[Dataset items]
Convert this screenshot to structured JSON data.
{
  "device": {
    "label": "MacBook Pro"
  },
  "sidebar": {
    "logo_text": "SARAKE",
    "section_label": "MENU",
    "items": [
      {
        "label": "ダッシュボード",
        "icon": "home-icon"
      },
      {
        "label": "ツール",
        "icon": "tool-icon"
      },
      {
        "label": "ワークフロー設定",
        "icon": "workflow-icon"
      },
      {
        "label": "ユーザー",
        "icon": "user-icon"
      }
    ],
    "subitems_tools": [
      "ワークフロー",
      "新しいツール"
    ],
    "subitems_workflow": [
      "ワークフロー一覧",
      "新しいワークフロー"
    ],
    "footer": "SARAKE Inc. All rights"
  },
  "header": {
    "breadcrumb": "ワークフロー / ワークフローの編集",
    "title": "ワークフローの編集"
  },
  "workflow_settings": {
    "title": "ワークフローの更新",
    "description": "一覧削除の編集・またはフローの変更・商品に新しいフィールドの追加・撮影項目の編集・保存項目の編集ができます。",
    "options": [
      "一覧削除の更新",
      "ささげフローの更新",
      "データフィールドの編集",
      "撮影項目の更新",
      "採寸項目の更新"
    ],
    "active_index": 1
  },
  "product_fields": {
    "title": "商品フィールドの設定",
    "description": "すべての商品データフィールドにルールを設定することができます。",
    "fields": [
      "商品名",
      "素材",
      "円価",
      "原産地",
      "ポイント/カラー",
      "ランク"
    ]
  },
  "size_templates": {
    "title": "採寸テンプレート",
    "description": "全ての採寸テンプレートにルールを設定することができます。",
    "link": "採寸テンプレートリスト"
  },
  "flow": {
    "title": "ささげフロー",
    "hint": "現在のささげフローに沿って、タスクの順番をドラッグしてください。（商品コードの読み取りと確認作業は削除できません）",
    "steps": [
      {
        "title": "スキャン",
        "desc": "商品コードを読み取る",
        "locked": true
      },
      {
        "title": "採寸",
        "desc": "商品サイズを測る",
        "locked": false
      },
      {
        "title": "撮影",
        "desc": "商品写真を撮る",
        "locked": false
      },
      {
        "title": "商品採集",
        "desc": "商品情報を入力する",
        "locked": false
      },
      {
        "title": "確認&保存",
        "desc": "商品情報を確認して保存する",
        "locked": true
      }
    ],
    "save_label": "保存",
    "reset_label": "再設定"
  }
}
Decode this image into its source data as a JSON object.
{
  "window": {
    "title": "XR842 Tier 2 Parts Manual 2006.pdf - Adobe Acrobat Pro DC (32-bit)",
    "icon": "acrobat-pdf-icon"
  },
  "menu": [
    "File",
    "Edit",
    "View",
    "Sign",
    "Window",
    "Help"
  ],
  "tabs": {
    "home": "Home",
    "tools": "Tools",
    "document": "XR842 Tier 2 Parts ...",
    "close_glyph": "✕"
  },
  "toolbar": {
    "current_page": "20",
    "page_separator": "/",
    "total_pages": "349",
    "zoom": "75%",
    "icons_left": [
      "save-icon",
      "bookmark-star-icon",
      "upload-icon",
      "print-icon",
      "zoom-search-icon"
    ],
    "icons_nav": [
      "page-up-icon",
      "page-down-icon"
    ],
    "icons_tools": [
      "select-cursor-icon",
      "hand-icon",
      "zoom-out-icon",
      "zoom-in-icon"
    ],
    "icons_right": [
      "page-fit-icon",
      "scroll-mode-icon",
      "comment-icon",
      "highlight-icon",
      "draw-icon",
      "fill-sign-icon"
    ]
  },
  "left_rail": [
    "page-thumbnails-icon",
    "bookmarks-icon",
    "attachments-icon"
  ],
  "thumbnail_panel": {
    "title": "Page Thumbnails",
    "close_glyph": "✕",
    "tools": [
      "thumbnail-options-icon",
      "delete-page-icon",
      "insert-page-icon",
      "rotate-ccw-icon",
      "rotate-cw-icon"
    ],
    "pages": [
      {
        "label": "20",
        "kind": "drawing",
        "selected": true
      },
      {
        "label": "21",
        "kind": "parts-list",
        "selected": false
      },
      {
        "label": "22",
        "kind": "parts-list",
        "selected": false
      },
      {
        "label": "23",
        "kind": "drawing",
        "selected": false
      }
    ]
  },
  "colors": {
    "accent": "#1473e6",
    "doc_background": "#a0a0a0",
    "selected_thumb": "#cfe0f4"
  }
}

Request: Set down all of the records shown above once more, exactly.

Full output:
Convert this screenshot to structured JSON data.
{
  "device": {
    "label": "MacBook Pro"
  },
  "sidebar": {
    "logo_text": "SARAKE",
    "section_label": "MENU",
    "items": [
      {
        "label": "ダッシュボード",
        "icon": "home-icon"
      },
      {
        "label": "ツール",
        "icon": "tool-icon"
      },
      {
        "label": "ワークフロー設定",
        "icon": "workflow-icon"
      },
      {
        "label": "ユーザー",
        "icon": "user-icon"
      }
    ],
    "subitems_tools": [
      "ワークフロー",
      "新しいツール"
    ],
    "subitems_workflow": [
      "ワークフロー一覧",
      "新しいワークフロー"
    ],
    "footer": "SARAKE Inc. All rights"
  },
  "header": {
    "breadcrumb": "ワークフロー / ワークフローの編集",
    "title": "ワークフローの編集"
  },
  "workflow_settings": {
    "title": "ワークフローの更新",
    "description": "一覧削除の編集・またはフローの変更・商品に新しいフィールドの追加・撮影項目の編集・保存項目の編集ができます。",
    "options": [
      "一覧削除の更新",
      "ささげフローの更新",
      "データフィールドの編集",
      "撮影項目の更新",
      "採寸項目の更新"
    ],
    "active_index": 1
  },
  "product_fields": {
    "title": "商品フィールドの設定",
    "description": "すべての商品データフィールドにルールを設定することができます。",
    "fields": [
      "商品名",
      "素材",
      "円価",
      "原産地",
      "ポイント/カラー",
      "ランク"
    ]
  },
  "size_templates": {
    "title": "採寸テンプレート",
    "description": "全ての採寸テンプレートにルールを設定することができます。",
    "link": "採寸テンプレートリスト"
  },
  "flow": {
    "title": "ささげフロー",
    "hint": "現在のささげフローに沿って、タスクの順番をドラッグしてください。（商品コードの読み取りと確認作業は削除できません）",
    "steps": [
      {
        "title": "スキャン",
        "desc": "商品コードを読み取る",
        "locked": true
      },
      {
        "title": "採寸",
        "desc": "商品サイズを測る",
        "locked": false
      },
      {
        "title": "撮影",
        "desc": "商品写真を撮る",
        "locked": false
      },
      {
        "title": "商品採集",
        "desc": "商品情報を入力する",
        "locked": false
      },
      {
        "title": "確認&保存",
        "desc": "商品情報を確認して保存する",
        "locked": true
      }
    ],
    "save_label": "保存",
    "reset_label": "再設定"
  }
}
Decode this image into its source data as a JSON object.
{
  "window": {
    "title": "XR842 Tier 2 Parts Manual 2006.pdf - Adobe Acrobat Pro DC (32-bit)",
    "icon": "acrobat-pdf-icon"
  },
  "menu": [
    "File",
    "Edit",
    "View",
    "Sign",
    "Window",
    "Help"
  ],
  "tabs": {
    "home": "Home",
    "tools": "Tools",
    "document": "XR842 Tier 2 Parts ...",
    "close_glyph": "✕"
  },
  "toolbar": {
    "current_page": "20",
    "page_separator": "/",
    "total_pages": "349",
    "zoom": "75%",
    "icons_left": [
      "save-icon",
      "bookmark-star-icon",
      "upload-icon",
      "print-icon",
      "zoom-search-icon"
    ],
    "icons_nav": [
      "page-up-icon",
      "page-down-icon"
    ],
    "icons_tools": [
      "select-cursor-icon",
      "hand-icon",
      "zoom-out-icon",
      "zoom-in-icon"
    ],
    "icons_right": [
      "page-fit-icon",
      "scroll-mode-icon",
      "comment-icon",
      "highlight-icon",
      "draw-icon",
      "fill-sign-icon"
    ]
  },
  "left_rail": [
    "page-thumbnails-icon",
    "bookmarks-icon",
    "attachments-icon"
  ],
  "thumbnail_panel": {
    "title": "Page Thumbnails",
    "close_glyph": "✕",
    "tools": [
      "thumbnail-options-icon",
      "delete-page-icon",
      "insert-page-icon",
      "rotate-ccw-icon",
      "rotate-cw-icon"
    ],
    "pages": [
      {
        "label": "20",
        "kind": "drawing",
        "selected": true
      },
      {
        "label": "21",
        "kind": "parts-list",
        "selected": false
      },
      {
        "label": "22",
        "kind": "parts-list",
        "selected": false
      },
      {
        "label": "23",
        "kind": "drawing",
        "selected": false
      }
    ]
  },
  "colors": {
    "accent": "#1473e6",
    "doc_background": "#a0a0a0",
    "selected_thumb": "#cfe0f4"
  }
}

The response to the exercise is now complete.